> Exercise prompt:
The records underneath are to be repeated exactly, with the pictures left out.

[Rows from a figure dataset]
┌──
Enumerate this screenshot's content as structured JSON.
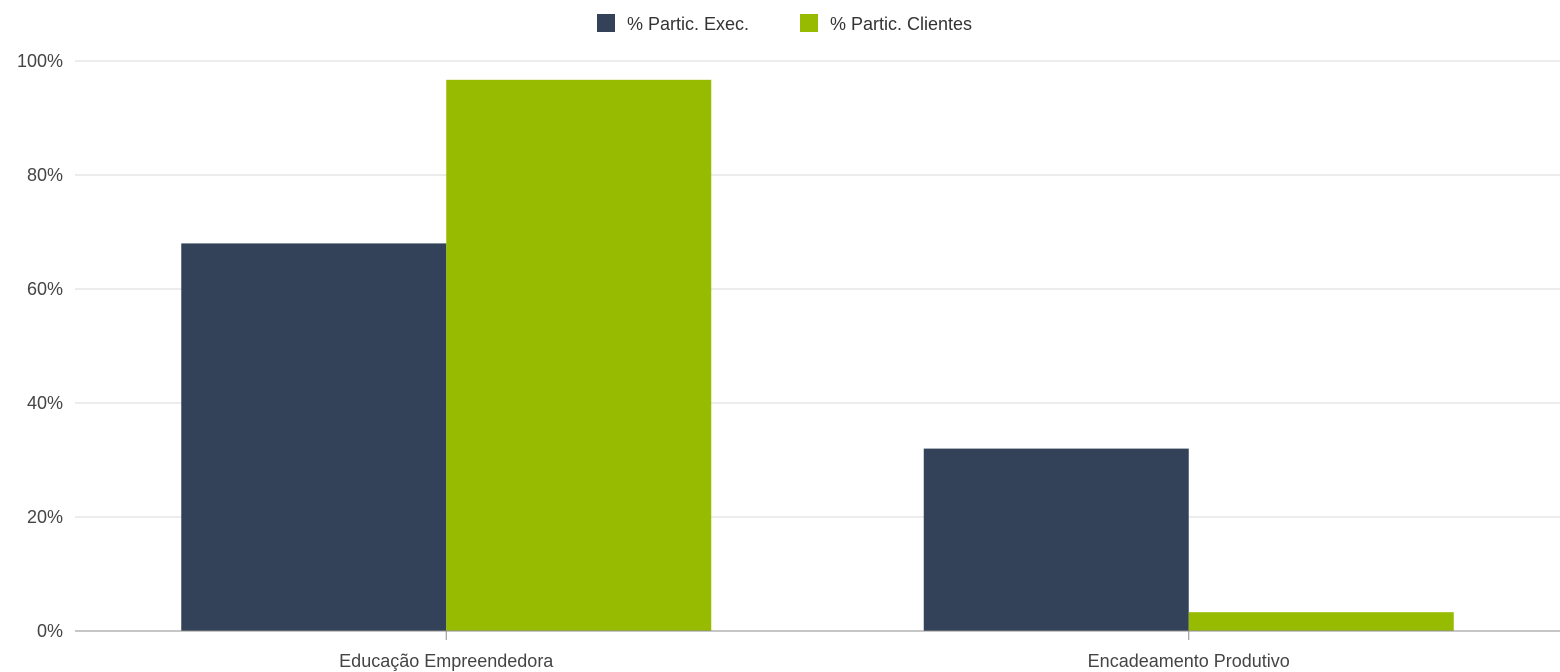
{
  "chart_data": {
    "type": "bar",
    "categories": [
      "Educação Empreendedora",
      "Encadeamento Produtivo"
    ],
    "series": [
      {
        "name": "% Partic. Exec.",
        "values": [
          68,
          32
        ],
        "color": "#344259"
      },
      {
        "name": "% Partic. Clientes",
        "values": [
          96.7,
          3.3
        ],
        "color": "#97BB00"
      }
    ],
    "y_ticks": [
      {
        "value": 0,
        "label": "0%"
      },
      {
        "value": 20,
        "label": "20%"
      },
      {
        "value": 40,
        "label": "40%"
      },
      {
        "value": 60,
        "label": "60%"
      },
      {
        "value": 80,
        "label": "80%"
      },
      {
        "value": 100,
        "label": "100%"
      }
    ],
    "ylim": [
      0,
      100
    ],
    "grid": true,
    "legend_position": "top-center",
    "colors": {
      "grid": "#d9d9d9",
      "axis": "#8c8c8c"
    }
  }
}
└──
> Response to the exercise:
Enumerate this screenshot's content as structured JSON.
{
  "chart_data": {
    "type": "bar",
    "categories": [
      "Educação Empreendedora",
      "Encadeamento Produtivo"
    ],
    "series": [
      {
        "name": "% Partic. Exec.",
        "values": [
          68,
          32
        ],
        "color": "#344259"
      },
      {
        "name": "% Partic. Clientes",
        "values": [
          96.7,
          3.3
        ],
        "color": "#97BB00"
      }
    ],
    "y_ticks": [
      {
        "value": 0,
        "label": "0%"
      },
      {
        "value": 20,
        "label": "20%"
      },
      {
        "value": 40,
        "label": "40%"
      },
      {
        "value": 60,
        "label": "60%"
      },
      {
        "value": 80,
        "label": "80%"
      },
      {
        "value": 100,
        "label": "100%"
      }
    ],
    "ylim": [
      0,
      100
    ],
    "grid": true,
    "legend_position": "top-center",
    "colors": {
      "grid": "#d9d9d9",
      "axis": "#8c8c8c"
    }
  }
}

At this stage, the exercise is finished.